- Request: Each line that contains the string "naproxin" counts once; report how many such lines appear in the data, as a number only.

- Supplied material:
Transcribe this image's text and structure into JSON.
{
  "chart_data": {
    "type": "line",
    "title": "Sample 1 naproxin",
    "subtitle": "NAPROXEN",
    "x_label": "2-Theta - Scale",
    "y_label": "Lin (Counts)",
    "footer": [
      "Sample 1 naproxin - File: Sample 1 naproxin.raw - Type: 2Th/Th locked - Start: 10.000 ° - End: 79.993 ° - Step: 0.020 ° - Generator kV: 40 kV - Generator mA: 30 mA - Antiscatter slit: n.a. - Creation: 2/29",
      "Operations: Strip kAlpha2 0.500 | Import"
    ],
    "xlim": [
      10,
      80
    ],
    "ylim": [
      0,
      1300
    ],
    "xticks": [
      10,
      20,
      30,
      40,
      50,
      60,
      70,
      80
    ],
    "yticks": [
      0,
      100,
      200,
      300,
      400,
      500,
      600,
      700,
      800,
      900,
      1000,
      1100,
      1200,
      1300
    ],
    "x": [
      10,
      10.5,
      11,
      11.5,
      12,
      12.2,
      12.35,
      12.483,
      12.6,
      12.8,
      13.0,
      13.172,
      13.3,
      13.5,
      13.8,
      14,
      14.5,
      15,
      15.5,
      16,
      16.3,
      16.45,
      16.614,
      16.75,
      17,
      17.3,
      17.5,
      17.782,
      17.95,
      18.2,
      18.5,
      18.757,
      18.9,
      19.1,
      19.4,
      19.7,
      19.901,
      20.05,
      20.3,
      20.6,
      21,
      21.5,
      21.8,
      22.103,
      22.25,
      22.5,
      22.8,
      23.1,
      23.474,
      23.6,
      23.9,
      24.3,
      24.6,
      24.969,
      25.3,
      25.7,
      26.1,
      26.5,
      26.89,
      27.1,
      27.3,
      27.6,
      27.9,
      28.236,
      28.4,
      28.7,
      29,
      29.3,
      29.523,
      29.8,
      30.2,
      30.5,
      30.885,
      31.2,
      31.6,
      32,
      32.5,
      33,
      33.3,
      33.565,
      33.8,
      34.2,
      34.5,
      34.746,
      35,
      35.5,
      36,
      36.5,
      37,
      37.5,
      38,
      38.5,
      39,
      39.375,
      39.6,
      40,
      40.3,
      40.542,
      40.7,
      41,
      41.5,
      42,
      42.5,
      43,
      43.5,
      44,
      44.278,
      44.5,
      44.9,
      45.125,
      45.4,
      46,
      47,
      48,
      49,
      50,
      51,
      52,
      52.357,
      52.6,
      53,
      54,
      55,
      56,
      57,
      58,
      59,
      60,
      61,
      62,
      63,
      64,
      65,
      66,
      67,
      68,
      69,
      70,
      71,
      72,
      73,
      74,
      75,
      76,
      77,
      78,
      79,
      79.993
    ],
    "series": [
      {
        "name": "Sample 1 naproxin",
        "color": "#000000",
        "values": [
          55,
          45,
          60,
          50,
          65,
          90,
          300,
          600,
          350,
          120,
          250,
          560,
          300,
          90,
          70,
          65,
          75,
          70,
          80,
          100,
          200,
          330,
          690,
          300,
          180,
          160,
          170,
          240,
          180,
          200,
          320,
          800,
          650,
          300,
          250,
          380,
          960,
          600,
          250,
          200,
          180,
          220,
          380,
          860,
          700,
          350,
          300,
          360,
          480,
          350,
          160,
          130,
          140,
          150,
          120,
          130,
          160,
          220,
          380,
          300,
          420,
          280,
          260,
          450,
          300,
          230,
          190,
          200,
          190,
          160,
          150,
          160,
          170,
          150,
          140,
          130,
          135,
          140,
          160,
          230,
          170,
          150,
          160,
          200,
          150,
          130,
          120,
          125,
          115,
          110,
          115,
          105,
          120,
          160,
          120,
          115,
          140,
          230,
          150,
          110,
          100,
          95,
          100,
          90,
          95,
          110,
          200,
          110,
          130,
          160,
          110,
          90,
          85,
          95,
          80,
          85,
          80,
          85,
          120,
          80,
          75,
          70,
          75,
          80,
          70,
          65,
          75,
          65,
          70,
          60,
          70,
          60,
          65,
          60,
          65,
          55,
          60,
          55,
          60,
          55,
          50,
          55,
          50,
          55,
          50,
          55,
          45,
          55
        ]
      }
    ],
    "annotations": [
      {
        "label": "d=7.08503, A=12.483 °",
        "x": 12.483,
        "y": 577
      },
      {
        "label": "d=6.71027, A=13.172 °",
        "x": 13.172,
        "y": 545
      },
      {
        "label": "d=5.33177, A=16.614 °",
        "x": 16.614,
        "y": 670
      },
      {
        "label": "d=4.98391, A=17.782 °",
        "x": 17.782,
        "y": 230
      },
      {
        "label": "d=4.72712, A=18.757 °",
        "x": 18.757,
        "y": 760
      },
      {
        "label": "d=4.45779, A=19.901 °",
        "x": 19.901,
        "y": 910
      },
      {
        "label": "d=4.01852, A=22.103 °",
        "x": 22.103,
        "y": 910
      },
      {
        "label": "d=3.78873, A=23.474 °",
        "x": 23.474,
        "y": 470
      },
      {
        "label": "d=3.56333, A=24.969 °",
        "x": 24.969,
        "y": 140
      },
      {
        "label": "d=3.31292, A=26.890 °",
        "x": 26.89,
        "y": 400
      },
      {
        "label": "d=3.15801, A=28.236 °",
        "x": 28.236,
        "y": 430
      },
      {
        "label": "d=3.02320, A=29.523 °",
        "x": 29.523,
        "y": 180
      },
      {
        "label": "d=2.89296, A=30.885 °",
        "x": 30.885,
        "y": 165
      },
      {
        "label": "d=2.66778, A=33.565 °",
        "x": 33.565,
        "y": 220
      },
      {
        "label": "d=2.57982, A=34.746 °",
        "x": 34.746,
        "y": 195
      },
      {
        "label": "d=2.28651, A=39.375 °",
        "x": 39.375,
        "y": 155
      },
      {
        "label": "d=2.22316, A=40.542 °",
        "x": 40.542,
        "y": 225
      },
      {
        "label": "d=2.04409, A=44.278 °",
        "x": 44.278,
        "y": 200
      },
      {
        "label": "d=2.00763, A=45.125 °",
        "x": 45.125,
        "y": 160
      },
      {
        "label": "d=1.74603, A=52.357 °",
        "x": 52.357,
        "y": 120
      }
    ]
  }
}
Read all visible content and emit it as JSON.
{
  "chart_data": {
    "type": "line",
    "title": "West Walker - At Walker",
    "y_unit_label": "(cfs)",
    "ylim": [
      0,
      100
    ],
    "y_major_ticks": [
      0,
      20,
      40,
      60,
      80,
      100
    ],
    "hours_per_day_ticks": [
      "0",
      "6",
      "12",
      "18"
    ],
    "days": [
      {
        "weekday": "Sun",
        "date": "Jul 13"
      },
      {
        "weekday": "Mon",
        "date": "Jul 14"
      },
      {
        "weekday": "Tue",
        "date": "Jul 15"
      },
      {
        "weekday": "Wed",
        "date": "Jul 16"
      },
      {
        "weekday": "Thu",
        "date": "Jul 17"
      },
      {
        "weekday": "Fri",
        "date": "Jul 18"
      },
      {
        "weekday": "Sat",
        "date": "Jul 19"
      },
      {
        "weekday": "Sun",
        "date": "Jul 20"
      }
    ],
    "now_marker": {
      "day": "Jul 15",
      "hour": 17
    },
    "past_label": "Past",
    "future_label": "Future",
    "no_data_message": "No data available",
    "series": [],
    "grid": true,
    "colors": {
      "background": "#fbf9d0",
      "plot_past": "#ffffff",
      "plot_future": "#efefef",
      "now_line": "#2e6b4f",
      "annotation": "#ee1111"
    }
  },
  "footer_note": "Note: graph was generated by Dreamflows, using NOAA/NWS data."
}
---
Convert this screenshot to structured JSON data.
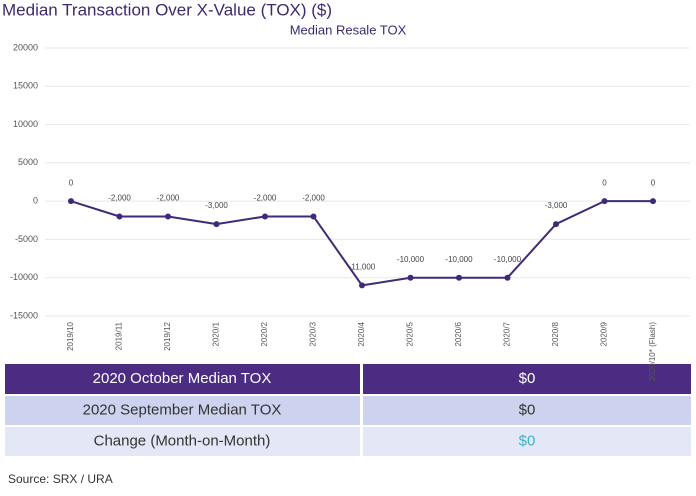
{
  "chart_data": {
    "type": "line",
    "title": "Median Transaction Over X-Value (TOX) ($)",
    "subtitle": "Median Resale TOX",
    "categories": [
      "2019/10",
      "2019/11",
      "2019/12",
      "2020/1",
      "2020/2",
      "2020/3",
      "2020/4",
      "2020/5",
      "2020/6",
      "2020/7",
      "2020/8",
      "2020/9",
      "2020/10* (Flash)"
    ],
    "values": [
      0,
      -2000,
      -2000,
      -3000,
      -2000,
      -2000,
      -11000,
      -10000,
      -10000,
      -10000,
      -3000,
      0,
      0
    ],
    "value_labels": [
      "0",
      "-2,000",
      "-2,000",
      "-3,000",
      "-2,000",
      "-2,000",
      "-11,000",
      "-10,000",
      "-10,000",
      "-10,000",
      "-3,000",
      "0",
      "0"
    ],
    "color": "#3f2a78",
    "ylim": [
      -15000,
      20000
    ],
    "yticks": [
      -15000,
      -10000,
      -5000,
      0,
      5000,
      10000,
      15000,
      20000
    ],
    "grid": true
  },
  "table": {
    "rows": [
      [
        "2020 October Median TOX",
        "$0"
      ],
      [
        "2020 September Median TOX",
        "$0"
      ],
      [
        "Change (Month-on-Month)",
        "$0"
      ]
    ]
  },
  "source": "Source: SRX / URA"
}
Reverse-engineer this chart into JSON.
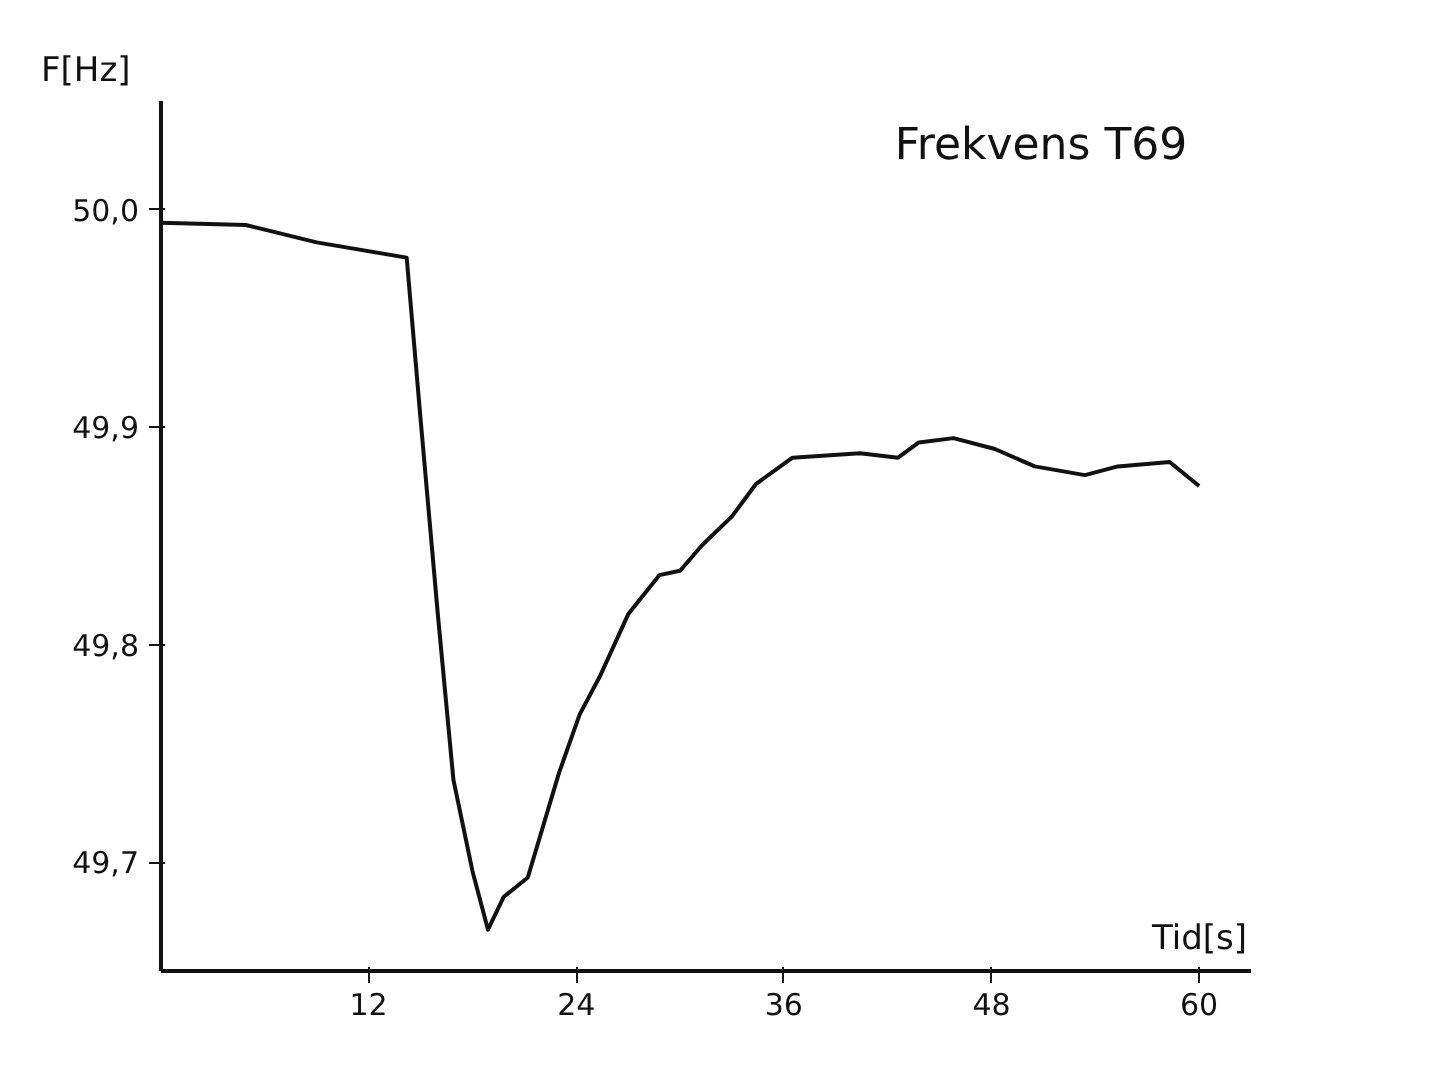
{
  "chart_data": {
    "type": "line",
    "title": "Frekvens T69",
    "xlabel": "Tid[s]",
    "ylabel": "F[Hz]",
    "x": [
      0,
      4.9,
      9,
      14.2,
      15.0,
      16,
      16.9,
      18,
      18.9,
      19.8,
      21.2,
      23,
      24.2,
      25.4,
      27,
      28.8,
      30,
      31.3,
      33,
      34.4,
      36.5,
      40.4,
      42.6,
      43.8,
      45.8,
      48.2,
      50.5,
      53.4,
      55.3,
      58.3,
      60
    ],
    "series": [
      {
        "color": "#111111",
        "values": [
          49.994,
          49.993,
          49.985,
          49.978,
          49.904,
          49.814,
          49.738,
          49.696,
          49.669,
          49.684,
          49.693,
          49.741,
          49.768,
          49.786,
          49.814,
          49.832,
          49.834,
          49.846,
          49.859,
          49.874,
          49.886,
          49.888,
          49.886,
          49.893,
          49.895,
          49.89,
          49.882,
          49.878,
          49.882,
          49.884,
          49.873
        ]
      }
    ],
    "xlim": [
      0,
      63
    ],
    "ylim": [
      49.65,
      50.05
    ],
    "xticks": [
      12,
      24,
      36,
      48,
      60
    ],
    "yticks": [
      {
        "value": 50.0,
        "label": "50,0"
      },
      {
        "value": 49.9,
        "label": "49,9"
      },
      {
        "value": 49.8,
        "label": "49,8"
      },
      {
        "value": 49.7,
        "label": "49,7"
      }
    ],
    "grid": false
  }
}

- Complete output: 3